DATA SUPPLIED:
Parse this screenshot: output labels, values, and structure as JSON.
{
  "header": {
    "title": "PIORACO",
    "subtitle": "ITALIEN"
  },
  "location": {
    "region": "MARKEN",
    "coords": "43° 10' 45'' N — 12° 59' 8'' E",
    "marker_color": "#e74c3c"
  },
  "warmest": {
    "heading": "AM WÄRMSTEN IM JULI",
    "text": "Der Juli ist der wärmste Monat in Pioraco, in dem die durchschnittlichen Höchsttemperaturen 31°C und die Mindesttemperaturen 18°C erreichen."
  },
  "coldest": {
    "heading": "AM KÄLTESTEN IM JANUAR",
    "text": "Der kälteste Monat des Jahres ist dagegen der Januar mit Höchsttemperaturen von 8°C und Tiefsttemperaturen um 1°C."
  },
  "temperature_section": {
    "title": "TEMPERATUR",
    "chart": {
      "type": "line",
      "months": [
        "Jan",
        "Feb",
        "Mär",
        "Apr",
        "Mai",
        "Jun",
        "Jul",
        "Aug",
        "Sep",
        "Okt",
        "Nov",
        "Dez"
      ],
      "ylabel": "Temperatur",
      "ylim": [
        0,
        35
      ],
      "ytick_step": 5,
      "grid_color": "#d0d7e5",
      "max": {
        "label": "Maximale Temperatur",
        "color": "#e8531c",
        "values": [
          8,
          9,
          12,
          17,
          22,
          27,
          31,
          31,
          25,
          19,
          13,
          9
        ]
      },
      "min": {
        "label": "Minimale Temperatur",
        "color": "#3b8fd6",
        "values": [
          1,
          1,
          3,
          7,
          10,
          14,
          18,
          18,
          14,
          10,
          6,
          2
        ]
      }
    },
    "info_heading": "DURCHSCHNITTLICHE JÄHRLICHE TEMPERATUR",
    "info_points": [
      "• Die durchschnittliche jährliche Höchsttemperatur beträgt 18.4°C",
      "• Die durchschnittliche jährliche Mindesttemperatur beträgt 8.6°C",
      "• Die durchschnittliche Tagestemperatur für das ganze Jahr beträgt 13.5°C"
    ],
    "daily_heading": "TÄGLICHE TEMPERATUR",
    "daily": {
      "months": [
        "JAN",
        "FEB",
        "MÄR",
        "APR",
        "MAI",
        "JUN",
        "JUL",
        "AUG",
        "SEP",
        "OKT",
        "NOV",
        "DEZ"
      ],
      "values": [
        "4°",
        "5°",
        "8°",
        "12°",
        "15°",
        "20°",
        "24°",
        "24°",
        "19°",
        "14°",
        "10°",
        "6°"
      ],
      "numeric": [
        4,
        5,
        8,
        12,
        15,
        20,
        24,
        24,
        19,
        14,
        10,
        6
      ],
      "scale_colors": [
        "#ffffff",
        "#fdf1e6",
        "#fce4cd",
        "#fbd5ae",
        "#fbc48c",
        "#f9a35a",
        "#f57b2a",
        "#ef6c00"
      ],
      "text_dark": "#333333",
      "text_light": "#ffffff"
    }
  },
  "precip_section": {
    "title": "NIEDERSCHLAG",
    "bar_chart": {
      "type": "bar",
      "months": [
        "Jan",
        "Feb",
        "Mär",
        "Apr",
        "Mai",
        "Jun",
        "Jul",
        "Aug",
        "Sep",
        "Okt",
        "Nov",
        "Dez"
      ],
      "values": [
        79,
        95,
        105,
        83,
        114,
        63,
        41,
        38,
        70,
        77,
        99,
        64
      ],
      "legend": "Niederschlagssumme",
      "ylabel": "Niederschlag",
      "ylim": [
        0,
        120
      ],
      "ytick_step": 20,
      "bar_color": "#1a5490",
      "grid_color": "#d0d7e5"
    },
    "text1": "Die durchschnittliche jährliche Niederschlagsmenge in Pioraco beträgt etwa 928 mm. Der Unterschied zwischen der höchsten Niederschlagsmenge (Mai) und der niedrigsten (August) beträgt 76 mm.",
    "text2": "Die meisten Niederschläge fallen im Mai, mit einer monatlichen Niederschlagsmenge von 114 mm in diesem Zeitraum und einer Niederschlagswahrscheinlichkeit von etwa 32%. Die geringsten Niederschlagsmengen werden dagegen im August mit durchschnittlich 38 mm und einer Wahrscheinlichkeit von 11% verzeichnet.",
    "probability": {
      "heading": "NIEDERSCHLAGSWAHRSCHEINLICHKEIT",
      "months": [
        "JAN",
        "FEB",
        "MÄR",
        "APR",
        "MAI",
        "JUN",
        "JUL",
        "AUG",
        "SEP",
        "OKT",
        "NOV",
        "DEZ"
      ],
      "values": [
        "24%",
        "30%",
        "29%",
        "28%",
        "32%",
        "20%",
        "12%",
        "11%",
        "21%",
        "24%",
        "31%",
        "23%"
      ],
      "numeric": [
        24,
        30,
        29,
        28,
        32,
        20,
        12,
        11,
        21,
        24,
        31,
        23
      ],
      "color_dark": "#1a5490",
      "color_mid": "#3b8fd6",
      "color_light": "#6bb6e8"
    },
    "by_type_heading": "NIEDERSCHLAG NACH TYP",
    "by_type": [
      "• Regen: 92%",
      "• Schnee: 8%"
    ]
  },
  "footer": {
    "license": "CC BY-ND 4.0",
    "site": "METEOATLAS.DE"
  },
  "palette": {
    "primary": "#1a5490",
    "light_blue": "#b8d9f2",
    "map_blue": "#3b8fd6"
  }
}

WRITTEN TASK: All of the entries must be written out exactly as they stand.

FINISHED TASK:
Parse this screenshot: output labels, values, and structure as JSON.
{
  "header": {
    "title": "PIORACO",
    "subtitle": "ITALIEN"
  },
  "location": {
    "region": "MARKEN",
    "coords": "43° 10' 45'' N — 12° 59' 8'' E",
    "marker_color": "#e74c3c"
  },
  "warmest": {
    "heading": "AM WÄRMSTEN IM JULI",
    "text": "Der Juli ist der wärmste Monat in Pioraco, in dem die durchschnittlichen Höchsttemperaturen 31°C und die Mindesttemperaturen 18°C erreichen."
  },
  "coldest": {
    "heading": "AM KÄLTESTEN IM JANUAR",
    "text": "Der kälteste Monat des Jahres ist dagegen der Januar mit Höchsttemperaturen von 8°C und Tiefsttemperaturen um 1°C."
  },
  "temperature_section": {
    "title": "TEMPERATUR",
    "chart": {
      "type": "line",
      "months": [
        "Jan",
        "Feb",
        "Mär",
        "Apr",
        "Mai",
        "Jun",
        "Jul",
        "Aug",
        "Sep",
        "Okt",
        "Nov",
        "Dez"
      ],
      "ylabel": "Temperatur",
      "ylim": [
        0,
        35
      ],
      "ytick_step": 5,
      "grid_color": "#d0d7e5",
      "max": {
        "label": "Maximale Temperatur",
        "color": "#e8531c",
        "values": [
          8,
          9,
          12,
          17,
          22,
          27,
          31,
          31,
          25,
          19,
          13,
          9
        ]
      },
      "min": {
        "label": "Minimale Temperatur",
        "color": "#3b8fd6",
        "values": [
          1,
          1,
          3,
          7,
          10,
          14,
          18,
          18,
          14,
          10,
          6,
          2
        ]
      }
    },
    "info_heading": "DURCHSCHNITTLICHE JÄHRLICHE TEMPERATUR",
    "info_points": [
      "• Die durchschnittliche jährliche Höchsttemperatur beträgt 18.4°C",
      "• Die durchschnittliche jährliche Mindesttemperatur beträgt 8.6°C",
      "• Die durchschnittliche Tagestemperatur für das ganze Jahr beträgt 13.5°C"
    ],
    "daily_heading": "TÄGLICHE TEMPERATUR",
    "daily": {
      "months": [
        "JAN",
        "FEB",
        "MÄR",
        "APR",
        "MAI",
        "JUN",
        "JUL",
        "AUG",
        "SEP",
        "OKT",
        "NOV",
        "DEZ"
      ],
      "values": [
        "4°",
        "5°",
        "8°",
        "12°",
        "15°",
        "20°",
        "24°",
        "24°",
        "19°",
        "14°",
        "10°",
        "6°"
      ],
      "numeric": [
        4,
        5,
        8,
        12,
        15,
        20,
        24,
        24,
        19,
        14,
        10,
        6
      ],
      "scale_colors": [
        "#ffffff",
        "#fdf1e6",
        "#fce4cd",
        "#fbd5ae",
        "#fbc48c",
        "#f9a35a",
        "#f57b2a",
        "#ef6c00"
      ],
      "text_dark": "#333333",
      "text_light": "#ffffff"
    }
  },
  "precip_section": {
    "title": "NIEDERSCHLAG",
    "bar_chart": {
      "type": "bar",
      "months": [
        "Jan",
        "Feb",
        "Mär",
        "Apr",
        "Mai",
        "Jun",
        "Jul",
        "Aug",
        "Sep",
        "Okt",
        "Nov",
        "Dez"
      ],
      "values": [
        79,
        95,
        105,
        83,
        114,
        63,
        41,
        38,
        70,
        77,
        99,
        64
      ],
      "legend": "Niederschlagssumme",
      "ylabel": "Niederschlag",
      "ylim": [
        0,
        120
      ],
      "ytick_step": 20,
      "bar_color": "#1a5490",
      "grid_color": "#d0d7e5"
    },
    "text1": "Die durchschnittliche jährliche Niederschlagsmenge in Pioraco beträgt etwa 928 mm. Der Unterschied zwischen der höchsten Niederschlagsmenge (Mai) und der niedrigsten (August) beträgt 76 mm.",
    "text2": "Die meisten Niederschläge fallen im Mai, mit einer monatlichen Niederschlagsmenge von 114 mm in diesem Zeitraum und einer Niederschlagswahrscheinlichkeit von etwa 32%. Die geringsten Niederschlagsmengen werden dagegen im August mit durchschnittlich 38 mm und einer Wahrscheinlichkeit von 11% verzeichnet.",
    "probability": {
      "heading": "NIEDERSCHLAGSWAHRSCHEINLICHKEIT",
      "months": [
        "JAN",
        "FEB",
        "MÄR",
        "APR",
        "MAI",
        "JUN",
        "JUL",
        "AUG",
        "SEP",
        "OKT",
        "NOV",
        "DEZ"
      ],
      "values": [
        "24%",
        "30%",
        "29%",
        "28%",
        "32%",
        "20%",
        "12%",
        "11%",
        "21%",
        "24%",
        "31%",
        "23%"
      ],
      "numeric": [
        24,
        30,
        29,
        28,
        32,
        20,
        12,
        11,
        21,
        24,
        31,
        23
      ],
      "color_dark": "#1a5490",
      "color_mid": "#3b8fd6",
      "color_light": "#6bb6e8"
    },
    "by_type_heading": "NIEDERSCHLAG NACH TYP",
    "by_type": [
      "• Regen: 92%",
      "• Schnee: 8%"
    ]
  },
  "footer": {
    "license": "CC BY-ND 4.0",
    "site": "METEOATLAS.DE"
  },
  "palette": {
    "primary": "#1a5490",
    "light_blue": "#b8d9f2",
    "map_blue": "#3b8fd6"
  }
}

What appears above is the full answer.